* Begin PROVIDED MATERIAL *

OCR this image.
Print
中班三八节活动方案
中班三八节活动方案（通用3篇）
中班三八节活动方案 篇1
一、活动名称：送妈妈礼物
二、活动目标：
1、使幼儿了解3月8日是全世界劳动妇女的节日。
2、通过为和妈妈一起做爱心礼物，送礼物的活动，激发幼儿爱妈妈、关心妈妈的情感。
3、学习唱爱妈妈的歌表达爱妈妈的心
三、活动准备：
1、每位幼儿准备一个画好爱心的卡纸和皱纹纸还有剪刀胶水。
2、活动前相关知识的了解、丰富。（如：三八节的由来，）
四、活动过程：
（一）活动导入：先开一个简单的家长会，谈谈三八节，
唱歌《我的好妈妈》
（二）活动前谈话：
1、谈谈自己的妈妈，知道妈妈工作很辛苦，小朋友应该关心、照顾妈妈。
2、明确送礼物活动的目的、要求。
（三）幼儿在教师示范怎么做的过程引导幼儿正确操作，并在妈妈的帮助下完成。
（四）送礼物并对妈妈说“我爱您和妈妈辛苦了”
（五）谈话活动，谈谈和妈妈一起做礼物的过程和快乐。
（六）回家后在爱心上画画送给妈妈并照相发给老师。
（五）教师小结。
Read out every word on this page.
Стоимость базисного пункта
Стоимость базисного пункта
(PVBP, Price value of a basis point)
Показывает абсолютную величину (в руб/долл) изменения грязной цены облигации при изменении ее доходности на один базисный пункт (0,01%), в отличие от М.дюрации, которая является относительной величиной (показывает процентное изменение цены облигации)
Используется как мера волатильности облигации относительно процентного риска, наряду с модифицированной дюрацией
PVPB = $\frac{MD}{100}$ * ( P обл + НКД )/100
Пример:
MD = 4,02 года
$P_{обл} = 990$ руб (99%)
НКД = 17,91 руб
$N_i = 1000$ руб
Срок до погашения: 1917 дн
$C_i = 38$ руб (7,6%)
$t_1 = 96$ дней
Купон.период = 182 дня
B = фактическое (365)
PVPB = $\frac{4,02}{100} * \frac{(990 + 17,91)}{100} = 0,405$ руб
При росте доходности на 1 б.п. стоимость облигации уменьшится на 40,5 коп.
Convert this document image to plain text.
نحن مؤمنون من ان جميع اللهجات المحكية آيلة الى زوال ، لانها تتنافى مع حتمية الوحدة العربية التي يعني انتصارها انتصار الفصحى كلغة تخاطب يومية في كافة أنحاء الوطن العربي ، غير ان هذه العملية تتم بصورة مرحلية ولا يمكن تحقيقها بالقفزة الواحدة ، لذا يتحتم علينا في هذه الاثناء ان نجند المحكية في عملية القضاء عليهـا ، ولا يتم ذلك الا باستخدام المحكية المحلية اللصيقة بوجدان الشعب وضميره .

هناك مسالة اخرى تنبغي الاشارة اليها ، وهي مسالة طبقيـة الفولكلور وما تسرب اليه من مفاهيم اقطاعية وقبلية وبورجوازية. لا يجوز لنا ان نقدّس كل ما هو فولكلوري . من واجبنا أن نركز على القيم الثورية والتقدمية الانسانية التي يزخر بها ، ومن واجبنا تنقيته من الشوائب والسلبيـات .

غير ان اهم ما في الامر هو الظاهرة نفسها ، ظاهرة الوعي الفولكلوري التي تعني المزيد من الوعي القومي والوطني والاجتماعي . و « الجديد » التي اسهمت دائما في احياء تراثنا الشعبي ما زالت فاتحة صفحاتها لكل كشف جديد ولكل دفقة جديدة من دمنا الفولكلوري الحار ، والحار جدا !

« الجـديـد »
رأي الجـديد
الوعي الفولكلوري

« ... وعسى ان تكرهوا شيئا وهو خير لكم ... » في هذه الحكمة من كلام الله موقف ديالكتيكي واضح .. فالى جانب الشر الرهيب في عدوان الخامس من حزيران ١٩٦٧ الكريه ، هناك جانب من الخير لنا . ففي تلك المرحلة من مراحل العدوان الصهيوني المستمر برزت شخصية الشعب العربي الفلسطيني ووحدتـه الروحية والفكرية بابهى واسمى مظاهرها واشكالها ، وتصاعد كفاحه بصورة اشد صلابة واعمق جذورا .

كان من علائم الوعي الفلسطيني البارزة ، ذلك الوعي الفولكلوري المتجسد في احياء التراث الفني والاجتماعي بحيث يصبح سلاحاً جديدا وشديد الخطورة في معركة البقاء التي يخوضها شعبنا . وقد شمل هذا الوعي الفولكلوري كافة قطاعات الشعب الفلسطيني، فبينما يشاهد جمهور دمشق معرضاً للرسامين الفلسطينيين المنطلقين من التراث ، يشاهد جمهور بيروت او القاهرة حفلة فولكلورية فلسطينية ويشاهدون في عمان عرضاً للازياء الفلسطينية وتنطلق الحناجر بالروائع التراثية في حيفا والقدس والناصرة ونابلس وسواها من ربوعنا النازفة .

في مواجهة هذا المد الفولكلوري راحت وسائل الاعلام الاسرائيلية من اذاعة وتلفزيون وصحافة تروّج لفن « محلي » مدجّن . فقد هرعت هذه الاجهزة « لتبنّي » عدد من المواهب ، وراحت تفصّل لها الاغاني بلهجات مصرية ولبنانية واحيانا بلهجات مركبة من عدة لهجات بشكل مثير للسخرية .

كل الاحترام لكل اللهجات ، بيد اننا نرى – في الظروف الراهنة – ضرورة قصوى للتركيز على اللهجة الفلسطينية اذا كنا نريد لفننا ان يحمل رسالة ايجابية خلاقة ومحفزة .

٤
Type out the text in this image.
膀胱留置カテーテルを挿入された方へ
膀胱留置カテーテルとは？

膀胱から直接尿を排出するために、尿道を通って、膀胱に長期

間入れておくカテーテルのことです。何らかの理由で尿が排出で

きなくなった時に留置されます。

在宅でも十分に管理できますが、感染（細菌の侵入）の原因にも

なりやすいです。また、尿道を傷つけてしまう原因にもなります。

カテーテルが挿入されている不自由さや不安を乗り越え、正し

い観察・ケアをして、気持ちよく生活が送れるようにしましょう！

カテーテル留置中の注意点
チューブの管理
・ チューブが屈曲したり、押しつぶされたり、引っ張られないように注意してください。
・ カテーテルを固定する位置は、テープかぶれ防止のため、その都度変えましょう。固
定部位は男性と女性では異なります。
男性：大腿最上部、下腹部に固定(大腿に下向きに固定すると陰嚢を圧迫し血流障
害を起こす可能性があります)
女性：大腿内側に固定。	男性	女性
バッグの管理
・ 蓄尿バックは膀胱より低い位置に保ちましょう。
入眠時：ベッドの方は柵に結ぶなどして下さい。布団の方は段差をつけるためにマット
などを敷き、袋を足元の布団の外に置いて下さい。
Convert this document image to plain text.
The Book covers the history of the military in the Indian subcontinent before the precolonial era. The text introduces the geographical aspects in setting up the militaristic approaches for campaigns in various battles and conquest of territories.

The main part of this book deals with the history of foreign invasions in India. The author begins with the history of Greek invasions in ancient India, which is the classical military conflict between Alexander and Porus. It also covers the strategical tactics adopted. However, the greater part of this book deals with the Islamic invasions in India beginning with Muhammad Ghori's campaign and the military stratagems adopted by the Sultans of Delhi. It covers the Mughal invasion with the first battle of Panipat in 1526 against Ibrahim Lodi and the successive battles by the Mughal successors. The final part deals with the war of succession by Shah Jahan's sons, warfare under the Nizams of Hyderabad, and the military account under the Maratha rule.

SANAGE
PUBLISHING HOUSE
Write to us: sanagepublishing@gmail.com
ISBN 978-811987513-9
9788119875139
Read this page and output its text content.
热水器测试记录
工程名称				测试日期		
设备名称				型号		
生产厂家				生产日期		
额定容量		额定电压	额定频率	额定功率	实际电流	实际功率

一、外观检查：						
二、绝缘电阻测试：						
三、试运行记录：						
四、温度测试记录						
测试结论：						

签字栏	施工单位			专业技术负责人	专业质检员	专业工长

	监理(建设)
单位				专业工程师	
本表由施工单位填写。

* End PROVIDED MATERIAL *

- EXERCISE PROMPT -
Using the material above, state how many lines include the string "الفولكلوري". Answer with a single number.

- WRITTEN REPLY -
4